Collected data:
★ ★ ★ ★ ★
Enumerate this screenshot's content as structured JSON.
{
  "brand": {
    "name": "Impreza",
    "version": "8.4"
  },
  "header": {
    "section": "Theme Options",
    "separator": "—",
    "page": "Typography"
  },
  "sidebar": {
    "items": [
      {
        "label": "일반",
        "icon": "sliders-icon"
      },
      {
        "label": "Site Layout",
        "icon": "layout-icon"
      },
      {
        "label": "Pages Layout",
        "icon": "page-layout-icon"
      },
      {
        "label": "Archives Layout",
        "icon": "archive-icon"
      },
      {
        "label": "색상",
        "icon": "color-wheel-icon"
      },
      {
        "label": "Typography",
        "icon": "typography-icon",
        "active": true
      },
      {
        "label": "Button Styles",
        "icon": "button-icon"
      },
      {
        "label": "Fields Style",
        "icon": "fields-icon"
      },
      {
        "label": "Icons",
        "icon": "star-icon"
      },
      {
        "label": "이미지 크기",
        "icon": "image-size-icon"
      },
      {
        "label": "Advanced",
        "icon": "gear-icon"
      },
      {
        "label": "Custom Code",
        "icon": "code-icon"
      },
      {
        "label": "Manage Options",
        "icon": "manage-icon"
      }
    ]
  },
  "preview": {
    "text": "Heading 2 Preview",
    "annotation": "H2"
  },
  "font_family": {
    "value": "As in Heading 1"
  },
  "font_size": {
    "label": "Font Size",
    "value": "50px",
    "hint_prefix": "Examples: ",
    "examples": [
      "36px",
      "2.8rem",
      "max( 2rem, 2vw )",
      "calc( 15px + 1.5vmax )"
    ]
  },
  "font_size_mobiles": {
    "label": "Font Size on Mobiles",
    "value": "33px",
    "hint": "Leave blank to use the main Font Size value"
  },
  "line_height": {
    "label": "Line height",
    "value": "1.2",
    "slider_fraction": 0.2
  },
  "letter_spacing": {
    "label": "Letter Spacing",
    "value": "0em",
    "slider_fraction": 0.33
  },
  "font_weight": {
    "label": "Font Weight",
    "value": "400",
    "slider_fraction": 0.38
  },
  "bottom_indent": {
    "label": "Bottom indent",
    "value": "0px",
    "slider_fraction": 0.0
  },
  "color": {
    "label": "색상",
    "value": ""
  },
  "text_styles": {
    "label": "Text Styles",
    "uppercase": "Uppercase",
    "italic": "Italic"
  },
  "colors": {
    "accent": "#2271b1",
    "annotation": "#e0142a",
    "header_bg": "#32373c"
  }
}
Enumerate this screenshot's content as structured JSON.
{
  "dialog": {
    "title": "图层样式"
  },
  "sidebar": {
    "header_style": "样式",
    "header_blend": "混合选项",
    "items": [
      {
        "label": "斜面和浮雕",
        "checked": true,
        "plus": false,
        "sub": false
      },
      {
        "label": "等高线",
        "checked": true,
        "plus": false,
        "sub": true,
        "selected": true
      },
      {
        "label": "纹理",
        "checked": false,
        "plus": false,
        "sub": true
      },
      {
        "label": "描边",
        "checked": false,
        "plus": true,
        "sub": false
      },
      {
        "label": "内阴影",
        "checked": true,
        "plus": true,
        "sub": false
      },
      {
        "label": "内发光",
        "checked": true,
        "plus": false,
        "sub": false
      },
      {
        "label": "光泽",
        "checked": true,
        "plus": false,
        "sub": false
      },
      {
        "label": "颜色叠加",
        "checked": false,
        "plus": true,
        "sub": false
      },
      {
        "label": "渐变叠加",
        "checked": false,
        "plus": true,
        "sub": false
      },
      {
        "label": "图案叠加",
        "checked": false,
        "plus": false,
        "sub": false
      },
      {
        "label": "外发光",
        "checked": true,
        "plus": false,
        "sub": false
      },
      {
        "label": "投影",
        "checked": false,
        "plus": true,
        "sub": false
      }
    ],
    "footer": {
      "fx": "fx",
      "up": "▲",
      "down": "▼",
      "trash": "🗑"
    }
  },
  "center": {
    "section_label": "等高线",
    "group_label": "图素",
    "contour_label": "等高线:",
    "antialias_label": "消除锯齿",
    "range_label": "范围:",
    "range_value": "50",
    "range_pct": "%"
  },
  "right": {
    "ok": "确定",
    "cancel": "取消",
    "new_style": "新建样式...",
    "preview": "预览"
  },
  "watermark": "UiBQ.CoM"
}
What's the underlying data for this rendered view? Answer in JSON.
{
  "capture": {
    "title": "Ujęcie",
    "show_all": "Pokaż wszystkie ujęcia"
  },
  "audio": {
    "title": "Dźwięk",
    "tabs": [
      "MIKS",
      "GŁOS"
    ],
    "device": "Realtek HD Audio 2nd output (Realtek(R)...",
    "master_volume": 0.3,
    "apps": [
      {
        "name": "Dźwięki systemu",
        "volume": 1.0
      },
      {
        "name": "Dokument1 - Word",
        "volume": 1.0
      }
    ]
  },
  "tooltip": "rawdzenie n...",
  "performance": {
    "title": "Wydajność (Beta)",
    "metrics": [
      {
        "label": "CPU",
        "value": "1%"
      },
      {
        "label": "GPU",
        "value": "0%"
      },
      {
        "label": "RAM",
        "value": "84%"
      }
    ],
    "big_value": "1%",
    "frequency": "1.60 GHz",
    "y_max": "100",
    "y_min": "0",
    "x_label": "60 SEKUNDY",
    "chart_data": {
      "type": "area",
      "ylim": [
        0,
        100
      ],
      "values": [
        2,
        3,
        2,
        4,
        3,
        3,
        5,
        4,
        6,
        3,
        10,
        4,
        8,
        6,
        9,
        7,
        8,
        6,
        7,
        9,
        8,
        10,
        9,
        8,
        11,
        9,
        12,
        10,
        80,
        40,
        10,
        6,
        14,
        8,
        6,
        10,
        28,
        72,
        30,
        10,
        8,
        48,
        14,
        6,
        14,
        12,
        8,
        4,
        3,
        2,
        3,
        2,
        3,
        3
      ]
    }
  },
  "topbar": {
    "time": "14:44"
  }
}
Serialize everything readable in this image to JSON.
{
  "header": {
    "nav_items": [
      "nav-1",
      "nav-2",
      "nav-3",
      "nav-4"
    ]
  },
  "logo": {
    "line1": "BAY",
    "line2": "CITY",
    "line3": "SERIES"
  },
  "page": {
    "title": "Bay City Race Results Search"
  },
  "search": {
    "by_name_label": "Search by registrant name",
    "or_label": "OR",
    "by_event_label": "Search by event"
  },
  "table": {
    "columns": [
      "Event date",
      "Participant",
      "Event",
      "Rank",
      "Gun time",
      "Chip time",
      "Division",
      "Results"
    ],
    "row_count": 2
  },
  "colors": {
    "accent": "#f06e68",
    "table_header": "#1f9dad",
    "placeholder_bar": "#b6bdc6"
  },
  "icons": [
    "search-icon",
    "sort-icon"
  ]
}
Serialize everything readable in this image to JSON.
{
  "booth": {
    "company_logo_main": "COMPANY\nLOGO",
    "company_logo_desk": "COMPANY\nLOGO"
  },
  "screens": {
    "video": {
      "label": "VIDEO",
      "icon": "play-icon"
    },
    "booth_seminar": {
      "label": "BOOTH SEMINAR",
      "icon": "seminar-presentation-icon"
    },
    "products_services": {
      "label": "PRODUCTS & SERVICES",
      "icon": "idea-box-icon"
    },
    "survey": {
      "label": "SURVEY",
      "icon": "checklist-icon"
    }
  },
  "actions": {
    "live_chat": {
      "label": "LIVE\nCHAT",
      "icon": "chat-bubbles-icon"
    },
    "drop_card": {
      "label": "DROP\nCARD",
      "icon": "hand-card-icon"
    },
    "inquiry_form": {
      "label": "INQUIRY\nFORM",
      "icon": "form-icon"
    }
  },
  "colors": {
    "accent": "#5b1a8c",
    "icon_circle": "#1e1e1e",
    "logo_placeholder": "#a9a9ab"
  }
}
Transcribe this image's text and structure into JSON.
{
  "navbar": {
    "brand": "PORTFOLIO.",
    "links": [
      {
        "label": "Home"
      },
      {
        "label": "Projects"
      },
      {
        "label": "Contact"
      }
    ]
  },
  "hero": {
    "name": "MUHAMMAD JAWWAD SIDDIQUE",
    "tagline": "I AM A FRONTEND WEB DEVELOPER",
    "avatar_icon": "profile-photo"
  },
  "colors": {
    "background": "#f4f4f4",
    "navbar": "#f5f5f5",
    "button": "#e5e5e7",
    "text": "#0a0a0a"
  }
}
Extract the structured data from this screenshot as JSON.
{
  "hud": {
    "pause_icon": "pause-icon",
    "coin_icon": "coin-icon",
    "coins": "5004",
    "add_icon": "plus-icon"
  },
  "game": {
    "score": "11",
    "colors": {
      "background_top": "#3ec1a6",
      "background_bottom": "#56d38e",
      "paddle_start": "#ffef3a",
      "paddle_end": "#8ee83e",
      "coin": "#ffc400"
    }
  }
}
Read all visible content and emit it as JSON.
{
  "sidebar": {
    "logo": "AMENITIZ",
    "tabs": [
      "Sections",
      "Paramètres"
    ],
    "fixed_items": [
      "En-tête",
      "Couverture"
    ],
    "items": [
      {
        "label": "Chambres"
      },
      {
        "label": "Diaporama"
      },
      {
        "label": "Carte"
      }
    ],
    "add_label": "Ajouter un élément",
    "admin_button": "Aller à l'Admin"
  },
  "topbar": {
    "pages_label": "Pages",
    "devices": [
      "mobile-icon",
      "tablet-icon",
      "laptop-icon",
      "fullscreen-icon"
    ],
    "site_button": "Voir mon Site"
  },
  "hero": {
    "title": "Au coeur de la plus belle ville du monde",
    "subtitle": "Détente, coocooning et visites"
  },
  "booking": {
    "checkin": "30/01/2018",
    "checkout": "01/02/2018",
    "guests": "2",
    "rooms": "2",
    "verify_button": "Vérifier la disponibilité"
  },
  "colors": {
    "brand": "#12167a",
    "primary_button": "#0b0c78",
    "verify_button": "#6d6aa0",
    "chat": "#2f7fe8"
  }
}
★ ★ ★ ★ ★
Exercise brief:
The answer is one number: how many lines of the material above contain "Options".

Worked solution:
2